Data entries.
_____

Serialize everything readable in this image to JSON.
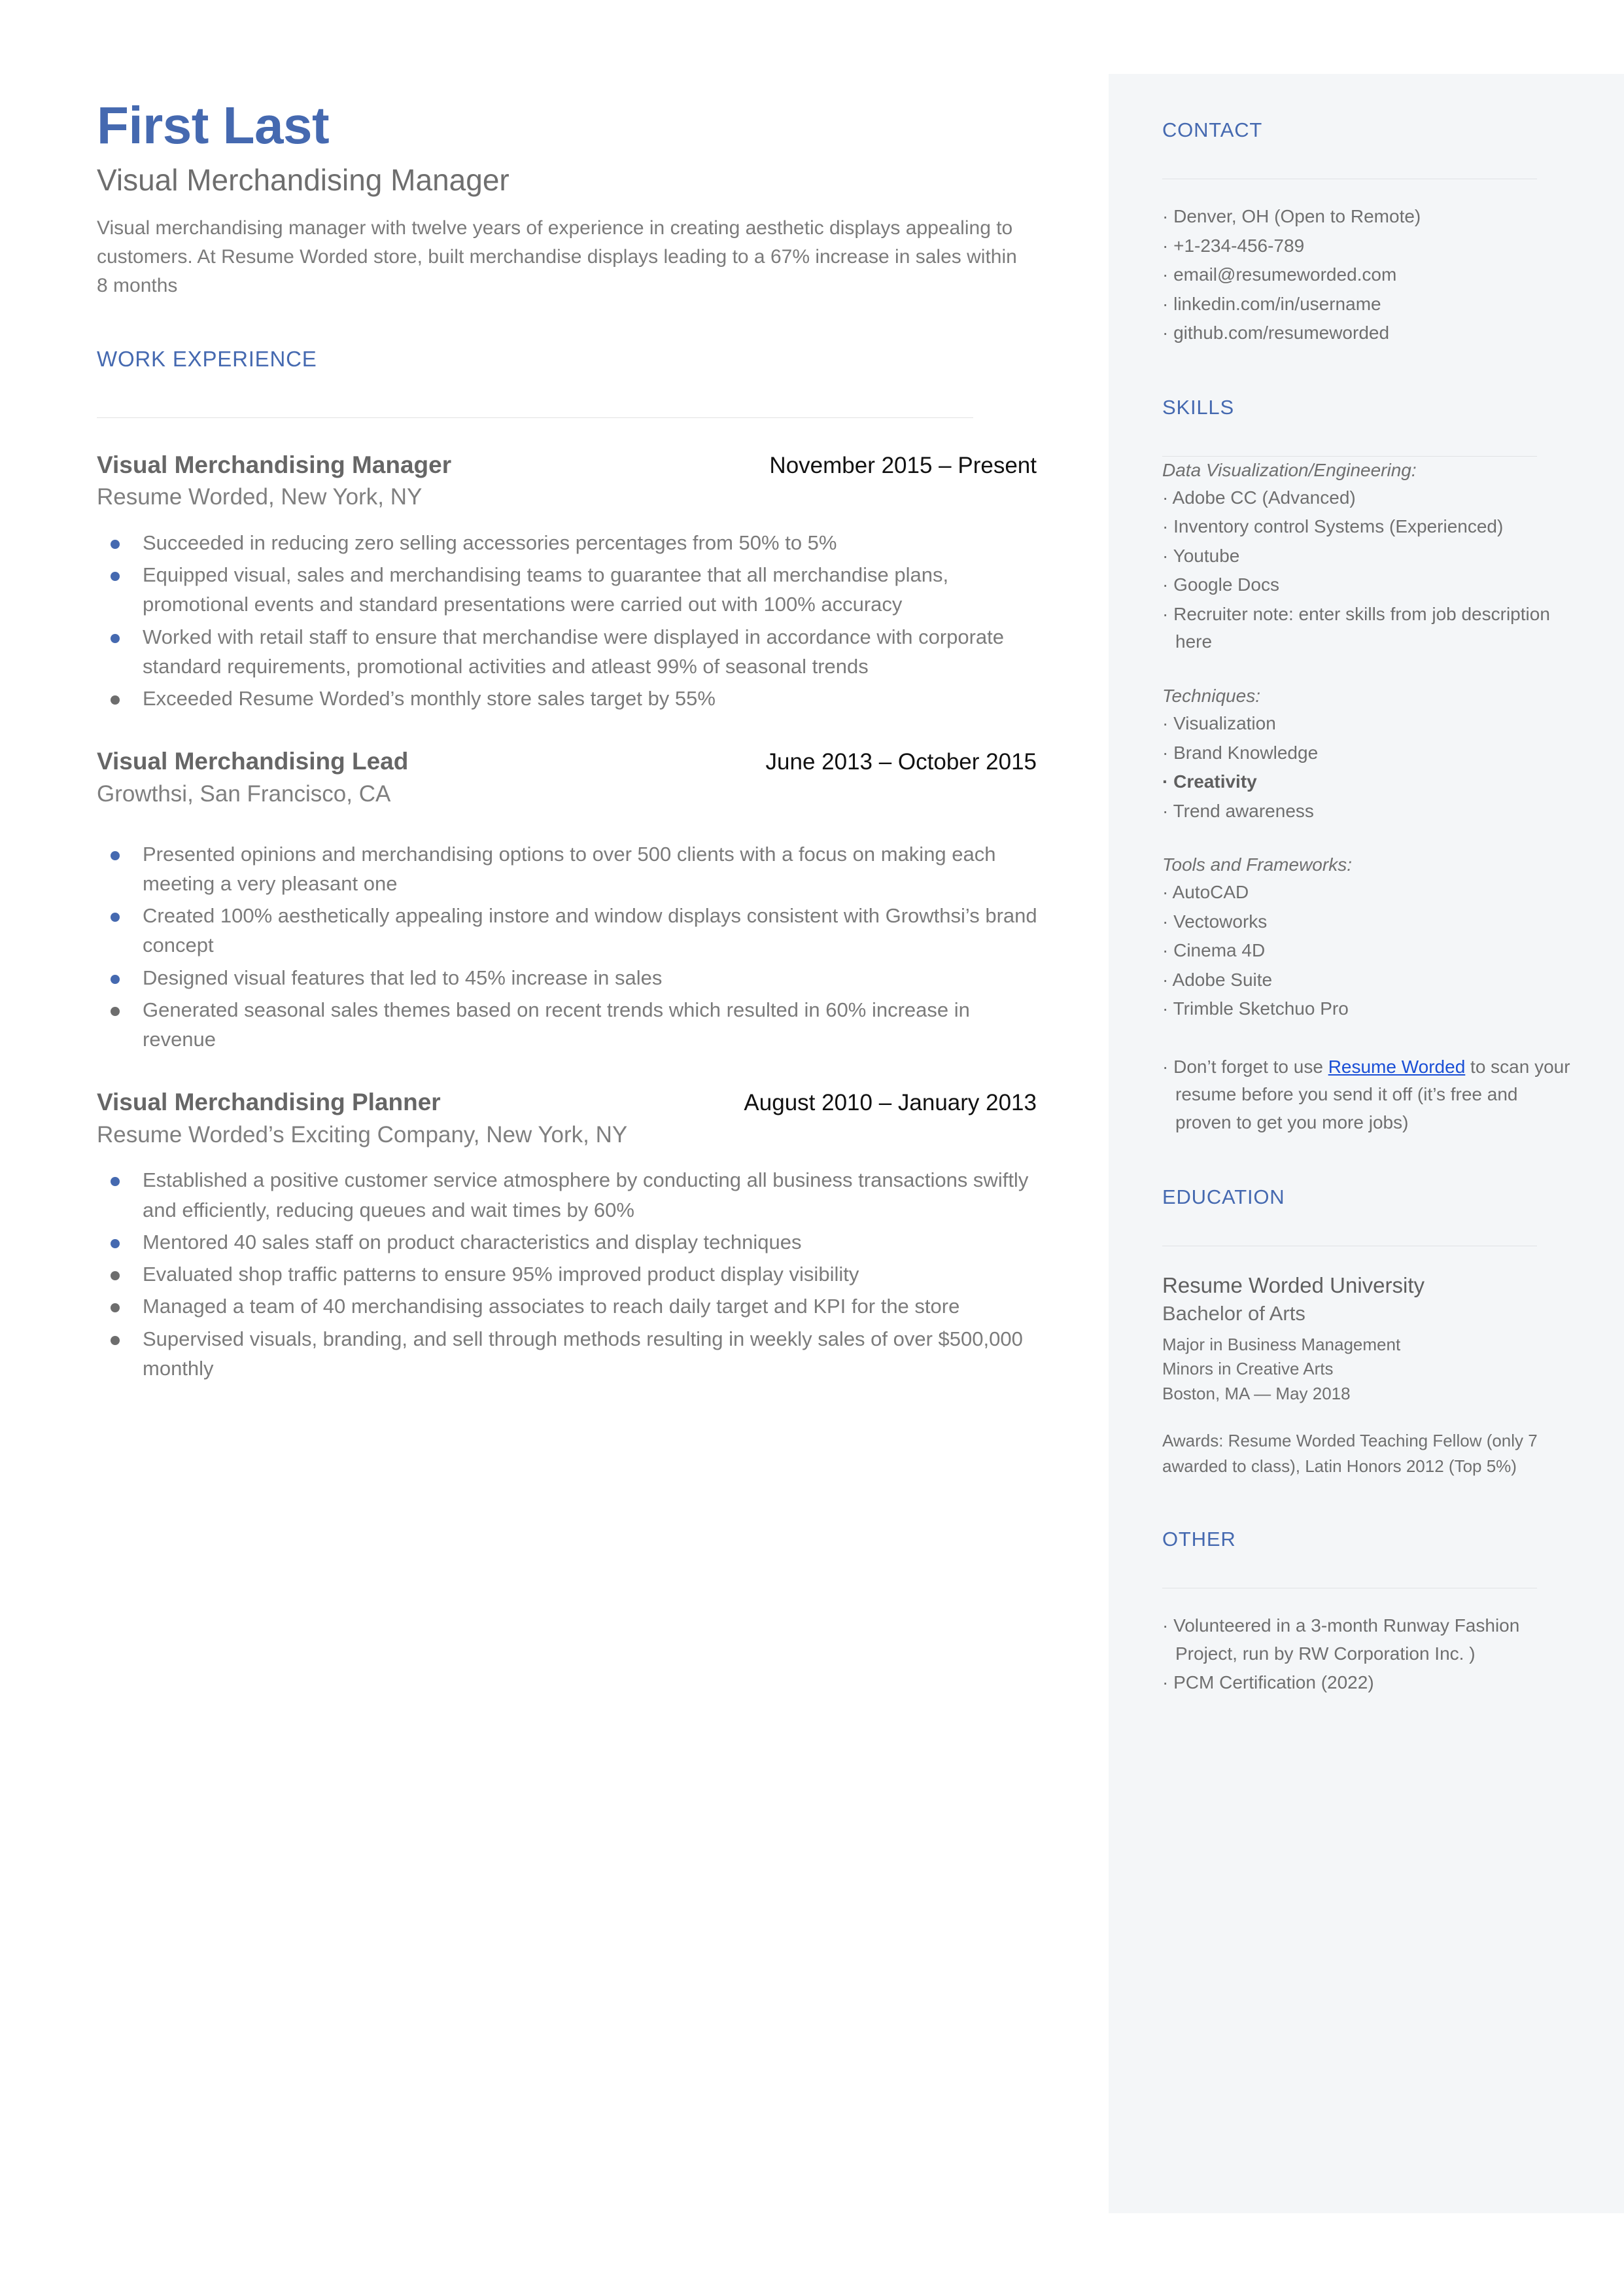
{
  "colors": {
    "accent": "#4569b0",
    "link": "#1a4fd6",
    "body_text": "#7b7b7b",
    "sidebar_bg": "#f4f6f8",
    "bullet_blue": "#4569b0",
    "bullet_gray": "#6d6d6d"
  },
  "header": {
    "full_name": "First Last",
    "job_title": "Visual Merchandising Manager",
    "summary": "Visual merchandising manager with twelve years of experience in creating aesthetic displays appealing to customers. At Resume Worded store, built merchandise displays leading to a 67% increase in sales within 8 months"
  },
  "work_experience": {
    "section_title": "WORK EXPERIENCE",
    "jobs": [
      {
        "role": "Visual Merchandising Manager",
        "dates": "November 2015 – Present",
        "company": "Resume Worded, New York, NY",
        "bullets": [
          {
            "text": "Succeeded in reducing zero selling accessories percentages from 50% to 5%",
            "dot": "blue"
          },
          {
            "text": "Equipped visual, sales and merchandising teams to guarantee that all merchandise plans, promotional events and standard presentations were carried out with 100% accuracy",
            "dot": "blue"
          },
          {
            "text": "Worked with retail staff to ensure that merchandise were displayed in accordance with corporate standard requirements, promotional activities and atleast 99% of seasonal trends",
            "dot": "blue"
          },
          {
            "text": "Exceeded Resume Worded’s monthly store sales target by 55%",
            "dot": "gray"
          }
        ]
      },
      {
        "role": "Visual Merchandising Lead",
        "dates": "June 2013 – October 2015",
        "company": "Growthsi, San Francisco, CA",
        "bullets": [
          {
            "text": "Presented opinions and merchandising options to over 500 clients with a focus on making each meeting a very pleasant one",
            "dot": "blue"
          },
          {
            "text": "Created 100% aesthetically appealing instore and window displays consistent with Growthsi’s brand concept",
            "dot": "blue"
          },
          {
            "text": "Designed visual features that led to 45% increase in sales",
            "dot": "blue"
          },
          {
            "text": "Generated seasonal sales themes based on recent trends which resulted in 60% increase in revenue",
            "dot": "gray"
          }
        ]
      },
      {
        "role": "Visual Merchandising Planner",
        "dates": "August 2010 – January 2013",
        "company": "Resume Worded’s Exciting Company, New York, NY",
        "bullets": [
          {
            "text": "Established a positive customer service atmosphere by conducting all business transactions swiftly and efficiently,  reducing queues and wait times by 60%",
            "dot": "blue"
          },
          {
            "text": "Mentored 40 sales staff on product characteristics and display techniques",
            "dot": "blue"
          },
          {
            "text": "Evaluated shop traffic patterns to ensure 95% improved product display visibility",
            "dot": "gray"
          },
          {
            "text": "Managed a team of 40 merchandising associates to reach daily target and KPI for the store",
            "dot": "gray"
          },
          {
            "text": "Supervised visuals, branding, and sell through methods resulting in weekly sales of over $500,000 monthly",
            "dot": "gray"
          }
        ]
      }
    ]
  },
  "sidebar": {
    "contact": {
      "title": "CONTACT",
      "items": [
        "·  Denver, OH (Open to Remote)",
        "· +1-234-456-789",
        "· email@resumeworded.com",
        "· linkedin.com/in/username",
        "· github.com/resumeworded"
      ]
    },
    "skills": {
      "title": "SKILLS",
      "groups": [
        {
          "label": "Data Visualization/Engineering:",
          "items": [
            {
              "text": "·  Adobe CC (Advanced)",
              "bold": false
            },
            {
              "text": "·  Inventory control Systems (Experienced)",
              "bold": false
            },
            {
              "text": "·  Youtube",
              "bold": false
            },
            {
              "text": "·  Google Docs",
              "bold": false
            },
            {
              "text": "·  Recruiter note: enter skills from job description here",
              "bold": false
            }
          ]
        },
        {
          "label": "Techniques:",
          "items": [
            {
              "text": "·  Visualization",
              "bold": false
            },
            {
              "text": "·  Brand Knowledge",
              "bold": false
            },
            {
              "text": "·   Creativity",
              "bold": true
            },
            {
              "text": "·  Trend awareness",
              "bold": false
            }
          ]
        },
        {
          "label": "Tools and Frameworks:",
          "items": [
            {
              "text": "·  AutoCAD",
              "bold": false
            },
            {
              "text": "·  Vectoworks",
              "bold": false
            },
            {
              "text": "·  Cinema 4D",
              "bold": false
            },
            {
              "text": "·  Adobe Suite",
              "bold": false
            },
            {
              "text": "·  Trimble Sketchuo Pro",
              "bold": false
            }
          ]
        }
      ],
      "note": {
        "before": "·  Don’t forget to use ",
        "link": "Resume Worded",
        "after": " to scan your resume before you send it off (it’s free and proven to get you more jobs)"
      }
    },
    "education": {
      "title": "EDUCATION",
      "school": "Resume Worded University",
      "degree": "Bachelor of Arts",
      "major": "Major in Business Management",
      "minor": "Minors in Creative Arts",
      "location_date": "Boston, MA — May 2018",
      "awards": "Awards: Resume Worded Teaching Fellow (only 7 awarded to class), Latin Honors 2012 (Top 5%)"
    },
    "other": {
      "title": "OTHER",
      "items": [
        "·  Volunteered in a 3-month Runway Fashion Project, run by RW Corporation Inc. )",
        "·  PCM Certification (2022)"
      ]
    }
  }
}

_____

Task to complete. Show the lines from the data above that contain the string "appealing".

Solution for this task.
    "summary": "Visual merchandising manager with twelve years of experience in creating aesthetic displays appealing to customers. At Resume Worded store, built merchandise displays leading to a 67% increase in sales within 8 months"
            "text": "Created 100% aesthetically appealing instore and window displays consistent with Growthsi’s brand concept",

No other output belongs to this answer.